* To do:
Each line below should be reproduced without any alteration.

* The records:
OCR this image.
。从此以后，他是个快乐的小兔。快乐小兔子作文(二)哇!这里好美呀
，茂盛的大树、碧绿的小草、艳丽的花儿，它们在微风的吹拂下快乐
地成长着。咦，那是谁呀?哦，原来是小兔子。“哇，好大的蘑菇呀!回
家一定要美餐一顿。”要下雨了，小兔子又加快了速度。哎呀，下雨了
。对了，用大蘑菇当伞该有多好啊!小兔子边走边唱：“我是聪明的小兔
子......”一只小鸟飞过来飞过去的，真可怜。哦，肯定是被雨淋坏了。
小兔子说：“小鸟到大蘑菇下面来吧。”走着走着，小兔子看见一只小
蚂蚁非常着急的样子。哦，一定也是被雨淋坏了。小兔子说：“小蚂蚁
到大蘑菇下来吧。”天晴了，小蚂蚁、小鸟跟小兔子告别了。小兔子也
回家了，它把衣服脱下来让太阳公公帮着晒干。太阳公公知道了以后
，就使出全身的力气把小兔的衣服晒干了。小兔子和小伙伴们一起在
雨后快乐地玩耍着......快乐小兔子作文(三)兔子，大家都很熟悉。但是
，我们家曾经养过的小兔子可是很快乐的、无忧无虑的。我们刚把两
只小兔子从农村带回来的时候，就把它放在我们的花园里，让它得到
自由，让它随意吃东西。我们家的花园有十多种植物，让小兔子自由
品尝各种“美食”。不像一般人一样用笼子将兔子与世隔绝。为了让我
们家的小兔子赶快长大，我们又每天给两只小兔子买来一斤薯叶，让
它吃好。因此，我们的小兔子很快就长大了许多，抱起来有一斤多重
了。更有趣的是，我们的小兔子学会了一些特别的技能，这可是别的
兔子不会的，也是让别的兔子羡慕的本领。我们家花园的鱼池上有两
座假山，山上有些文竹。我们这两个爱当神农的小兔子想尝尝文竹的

* Correct response:
OCR this image.
。从此以后，他是个快乐的小兔。快乐小兔子作文(二)哇!这里好美呀
，茂盛的大树、碧绿的小草、艳丽的花儿，它们在微风的吹拂下快乐
地成长着。咦，那是谁呀?哦，原来是小兔子。“哇，好大的蘑菇呀!回
家一定要美餐一顿。”要下雨了，小兔子又加快了速度。哎呀，下雨了
。对了，用大蘑菇当伞该有多好啊!小兔子边走边唱：“我是聪明的小兔
子......”一只小鸟飞过来飞过去的，真可怜。哦，肯定是被雨淋坏了。
小兔子说：“小鸟到大蘑菇下面来吧。”走着走着，小兔子看见一只小
蚂蚁非常着急的样子。哦，一定也是被雨淋坏了。小兔子说：“小蚂蚁
到大蘑菇下来吧。”天晴了，小蚂蚁、小鸟跟小兔子告别了。小兔子也
回家了，它把衣服脱下来让太阳公公帮着晒干。太阳公公知道了以后
，就使出全身的力气把小兔的衣服晒干了。小兔子和小伙伴们一起在
雨后快乐地玩耍着......快乐小兔子作文(三)兔子，大家都很熟悉。但是
，我们家曾经养过的小兔子可是很快乐的、无忧无虑的。我们刚把两
只小兔子从农村带回来的时候，就把它放在我们的花园里，让它得到
自由，让它随意吃东西。我们家的花园有十多种植物，让小兔子自由
品尝各种“美食”。不像一般人一样用笼子将兔子与世隔绝。为了让我
们家的小兔子赶快长大，我们又每天给两只小兔子买来一斤薯叶，让
它吃好。因此，我们的小兔子很快就长大了许多，抱起来有一斤多重
了。更有趣的是，我们的小兔子学会了一些特别的技能，这可是别的
兔子不会的，也是让别的兔子羡慕的本领。我们家花园的鱼池上有两
座假山，山上有些文竹。我们这两个爱当神农的小兔子想尝尝文竹的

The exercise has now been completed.